» What you are asked to do: Below are the records. Gather each line that holds "func".

[Data records]
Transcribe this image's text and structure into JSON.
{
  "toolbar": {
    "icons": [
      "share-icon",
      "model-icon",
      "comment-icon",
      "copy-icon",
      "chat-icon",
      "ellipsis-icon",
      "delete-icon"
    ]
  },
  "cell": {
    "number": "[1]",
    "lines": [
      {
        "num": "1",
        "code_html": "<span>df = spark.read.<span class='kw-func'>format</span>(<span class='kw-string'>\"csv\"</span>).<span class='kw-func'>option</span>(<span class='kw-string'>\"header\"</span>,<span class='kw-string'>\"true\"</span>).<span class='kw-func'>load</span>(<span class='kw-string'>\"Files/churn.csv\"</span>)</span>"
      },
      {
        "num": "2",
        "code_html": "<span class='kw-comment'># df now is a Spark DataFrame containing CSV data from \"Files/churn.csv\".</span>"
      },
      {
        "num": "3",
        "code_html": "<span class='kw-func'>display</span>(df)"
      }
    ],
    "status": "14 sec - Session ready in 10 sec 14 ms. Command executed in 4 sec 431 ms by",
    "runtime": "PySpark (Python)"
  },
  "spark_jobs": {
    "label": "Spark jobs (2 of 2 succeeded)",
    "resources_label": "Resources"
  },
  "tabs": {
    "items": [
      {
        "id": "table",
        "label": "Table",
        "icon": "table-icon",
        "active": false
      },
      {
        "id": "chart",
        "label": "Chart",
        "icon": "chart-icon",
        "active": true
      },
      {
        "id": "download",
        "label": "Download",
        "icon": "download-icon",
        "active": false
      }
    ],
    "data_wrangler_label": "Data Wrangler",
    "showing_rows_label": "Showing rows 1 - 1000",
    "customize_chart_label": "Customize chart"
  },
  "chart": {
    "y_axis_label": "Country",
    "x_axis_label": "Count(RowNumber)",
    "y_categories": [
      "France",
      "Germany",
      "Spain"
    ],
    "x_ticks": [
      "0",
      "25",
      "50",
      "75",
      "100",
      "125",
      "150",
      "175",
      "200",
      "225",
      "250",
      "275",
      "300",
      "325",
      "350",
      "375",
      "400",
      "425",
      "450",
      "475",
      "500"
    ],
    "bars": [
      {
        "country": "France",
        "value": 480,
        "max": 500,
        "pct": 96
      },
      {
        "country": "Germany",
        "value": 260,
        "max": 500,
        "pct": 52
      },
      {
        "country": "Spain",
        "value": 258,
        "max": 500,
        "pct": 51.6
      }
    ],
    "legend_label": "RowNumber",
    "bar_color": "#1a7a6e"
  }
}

» Complete response:
        "code_html": "<span>df = spark.read.<span class='kw-func'>format</span>(<span class='kw-string'>\"csv\"</span>).<span class='kw-func'>option</span>(<span class='kw-string'>\"header\"</span>,<span class='kw-string'>\"true\"</span>).<span class='kw-func'>load</span>(<span class='kw-string'>\"Files/churn.csv\"</span>)</span>"
        "code_html": "<span class='kw-func'>display</span>(df)"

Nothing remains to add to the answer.